#### Provided entries:
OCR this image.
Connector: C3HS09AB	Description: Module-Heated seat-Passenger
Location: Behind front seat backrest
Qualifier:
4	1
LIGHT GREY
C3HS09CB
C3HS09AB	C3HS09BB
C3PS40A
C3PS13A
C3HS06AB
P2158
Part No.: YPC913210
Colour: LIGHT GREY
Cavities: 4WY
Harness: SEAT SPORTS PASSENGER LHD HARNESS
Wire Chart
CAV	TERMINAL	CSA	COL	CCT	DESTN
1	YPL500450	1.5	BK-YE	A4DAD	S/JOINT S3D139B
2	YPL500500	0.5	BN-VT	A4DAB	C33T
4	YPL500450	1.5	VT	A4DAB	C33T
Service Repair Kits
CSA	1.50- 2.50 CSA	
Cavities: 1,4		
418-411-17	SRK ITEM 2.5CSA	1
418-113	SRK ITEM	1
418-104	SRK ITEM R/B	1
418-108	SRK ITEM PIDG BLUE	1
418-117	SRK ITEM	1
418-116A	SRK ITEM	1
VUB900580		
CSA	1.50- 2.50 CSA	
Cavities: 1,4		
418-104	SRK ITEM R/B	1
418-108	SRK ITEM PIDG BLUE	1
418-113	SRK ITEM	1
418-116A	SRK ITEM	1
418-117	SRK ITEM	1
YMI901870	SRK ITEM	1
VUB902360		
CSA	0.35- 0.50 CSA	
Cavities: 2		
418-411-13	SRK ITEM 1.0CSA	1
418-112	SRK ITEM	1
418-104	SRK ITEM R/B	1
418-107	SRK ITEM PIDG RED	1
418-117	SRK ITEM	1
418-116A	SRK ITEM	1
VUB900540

#### Task description:
Print again each line of the listing above, exactly as it appears.

#### The solution:
OCR this image.
Connector: C3HS09AB	Description: Module-Heated seat-Passenger
Location: Behind front seat backrest
Qualifier:
4	1
LIGHT GREY
C3HS09CB
C3HS09AB	C3HS09BB
C3PS40A
C3PS13A
C3HS06AB
P2158
Part No.: YPC913210
Colour: LIGHT GREY
Cavities: 4WY
Harness: SEAT SPORTS PASSENGER LHD HARNESS
Wire Chart
CAV	TERMINAL	CSA	COL	CCT	DESTN
1	YPL500450	1.5	BK-YE	A4DAD	S/JOINT S3D139B
2	YPL500500	0.5	BN-VT	A4DAB	C33T
4	YPL500450	1.5	VT	A4DAB	C33T
Service Repair Kits
CSA	1.50- 2.50 CSA	
Cavities: 1,4		
418-411-17	SRK ITEM 2.5CSA	1
418-113	SRK ITEM	1
418-104	SRK ITEM R/B	1
418-108	SRK ITEM PIDG BLUE	1
418-117	SRK ITEM	1
418-116A	SRK ITEM	1
VUB900580		
CSA	1.50- 2.50 CSA	
Cavities: 1,4		
418-104	SRK ITEM R/B	1
418-108	SRK ITEM PIDG BLUE	1
418-113	SRK ITEM	1
418-116A	SRK ITEM	1
418-117	SRK ITEM	1
YMI901870	SRK ITEM	1
VUB902360		
CSA	0.35- 0.50 CSA	
Cavities: 2		
418-411-13	SRK ITEM 1.0CSA	1
418-112	SRK ITEM	1
418-104	SRK ITEM R/B	1
418-107	SRK ITEM PIDG RED	1
418-117	SRK ITEM	1
418-116A	SRK ITEM	1
VUB900540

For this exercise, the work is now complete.